GIVEN ENTRIES
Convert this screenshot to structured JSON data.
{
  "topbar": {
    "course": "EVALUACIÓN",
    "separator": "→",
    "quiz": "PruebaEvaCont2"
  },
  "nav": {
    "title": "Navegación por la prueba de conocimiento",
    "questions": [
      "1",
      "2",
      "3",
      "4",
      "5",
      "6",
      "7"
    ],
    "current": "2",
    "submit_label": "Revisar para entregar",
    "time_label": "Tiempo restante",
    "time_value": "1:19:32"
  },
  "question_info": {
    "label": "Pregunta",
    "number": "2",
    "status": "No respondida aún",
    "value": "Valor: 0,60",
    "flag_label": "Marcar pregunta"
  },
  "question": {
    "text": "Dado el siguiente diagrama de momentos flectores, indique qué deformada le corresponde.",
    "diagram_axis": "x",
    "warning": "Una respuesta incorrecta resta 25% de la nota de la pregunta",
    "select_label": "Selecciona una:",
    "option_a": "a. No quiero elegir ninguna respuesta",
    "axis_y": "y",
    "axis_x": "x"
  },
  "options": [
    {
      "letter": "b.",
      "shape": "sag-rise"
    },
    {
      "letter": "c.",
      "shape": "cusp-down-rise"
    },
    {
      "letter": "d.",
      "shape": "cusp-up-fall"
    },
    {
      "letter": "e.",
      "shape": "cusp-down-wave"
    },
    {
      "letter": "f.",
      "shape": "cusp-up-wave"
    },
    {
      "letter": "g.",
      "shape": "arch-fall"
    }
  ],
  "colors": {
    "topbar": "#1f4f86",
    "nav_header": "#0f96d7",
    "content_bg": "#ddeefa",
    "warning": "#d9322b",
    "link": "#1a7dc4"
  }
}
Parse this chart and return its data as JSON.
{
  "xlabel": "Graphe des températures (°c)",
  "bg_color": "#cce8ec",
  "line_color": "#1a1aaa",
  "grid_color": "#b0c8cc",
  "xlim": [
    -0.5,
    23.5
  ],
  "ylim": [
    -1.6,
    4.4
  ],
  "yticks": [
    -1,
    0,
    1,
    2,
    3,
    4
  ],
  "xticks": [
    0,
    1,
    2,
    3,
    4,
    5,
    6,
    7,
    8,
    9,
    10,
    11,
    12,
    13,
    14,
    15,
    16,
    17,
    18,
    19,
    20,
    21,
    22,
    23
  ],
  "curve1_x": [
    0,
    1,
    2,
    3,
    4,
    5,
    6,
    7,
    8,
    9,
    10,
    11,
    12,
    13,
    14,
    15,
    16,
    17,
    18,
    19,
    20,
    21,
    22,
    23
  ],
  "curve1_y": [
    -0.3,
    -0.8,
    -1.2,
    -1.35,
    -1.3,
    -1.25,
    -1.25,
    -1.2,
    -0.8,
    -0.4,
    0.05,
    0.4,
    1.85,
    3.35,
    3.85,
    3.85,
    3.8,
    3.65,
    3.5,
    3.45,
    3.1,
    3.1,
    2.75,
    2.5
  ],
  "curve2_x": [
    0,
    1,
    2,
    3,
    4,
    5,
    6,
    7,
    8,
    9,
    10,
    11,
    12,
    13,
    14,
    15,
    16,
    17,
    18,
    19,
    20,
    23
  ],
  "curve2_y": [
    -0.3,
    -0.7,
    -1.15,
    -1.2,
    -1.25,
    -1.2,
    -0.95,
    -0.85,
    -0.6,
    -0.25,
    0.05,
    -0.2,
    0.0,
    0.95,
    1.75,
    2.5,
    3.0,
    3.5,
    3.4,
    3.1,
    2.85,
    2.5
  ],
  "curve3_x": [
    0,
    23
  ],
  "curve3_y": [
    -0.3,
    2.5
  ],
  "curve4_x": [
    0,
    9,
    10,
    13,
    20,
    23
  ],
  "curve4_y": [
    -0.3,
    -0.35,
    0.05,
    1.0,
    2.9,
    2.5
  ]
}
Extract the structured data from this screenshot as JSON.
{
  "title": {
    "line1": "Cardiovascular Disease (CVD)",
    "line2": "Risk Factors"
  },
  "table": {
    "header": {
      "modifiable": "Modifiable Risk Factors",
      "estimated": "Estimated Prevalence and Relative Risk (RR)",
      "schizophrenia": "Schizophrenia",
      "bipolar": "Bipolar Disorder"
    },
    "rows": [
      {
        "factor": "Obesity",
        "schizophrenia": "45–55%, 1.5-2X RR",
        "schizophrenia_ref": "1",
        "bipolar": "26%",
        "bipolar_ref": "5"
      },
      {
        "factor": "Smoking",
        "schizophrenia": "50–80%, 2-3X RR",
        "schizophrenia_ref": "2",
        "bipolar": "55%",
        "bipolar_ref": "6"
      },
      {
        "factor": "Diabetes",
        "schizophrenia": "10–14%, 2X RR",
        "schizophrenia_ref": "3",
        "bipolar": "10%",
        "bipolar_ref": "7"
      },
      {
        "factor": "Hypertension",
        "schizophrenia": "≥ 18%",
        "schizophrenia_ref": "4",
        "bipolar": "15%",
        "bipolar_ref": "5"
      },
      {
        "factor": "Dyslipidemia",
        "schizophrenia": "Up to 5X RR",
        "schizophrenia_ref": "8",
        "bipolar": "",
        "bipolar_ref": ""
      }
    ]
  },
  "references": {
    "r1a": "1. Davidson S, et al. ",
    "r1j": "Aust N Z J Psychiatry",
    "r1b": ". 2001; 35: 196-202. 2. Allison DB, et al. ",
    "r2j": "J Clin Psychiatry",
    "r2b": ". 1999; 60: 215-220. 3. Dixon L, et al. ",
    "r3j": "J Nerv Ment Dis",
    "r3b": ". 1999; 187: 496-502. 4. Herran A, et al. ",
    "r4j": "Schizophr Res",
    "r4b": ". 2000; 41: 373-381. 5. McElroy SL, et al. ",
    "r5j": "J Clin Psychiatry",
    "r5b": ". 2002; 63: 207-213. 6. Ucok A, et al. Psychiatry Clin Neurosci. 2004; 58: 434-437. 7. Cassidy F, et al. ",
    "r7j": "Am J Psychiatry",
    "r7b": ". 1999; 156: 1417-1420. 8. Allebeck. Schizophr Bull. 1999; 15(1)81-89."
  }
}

EXERCISE DESCRIPTION
The required answer is a single number: the count of lines in the entries that hold the string "structured".

COMPLETED EXERCISE
2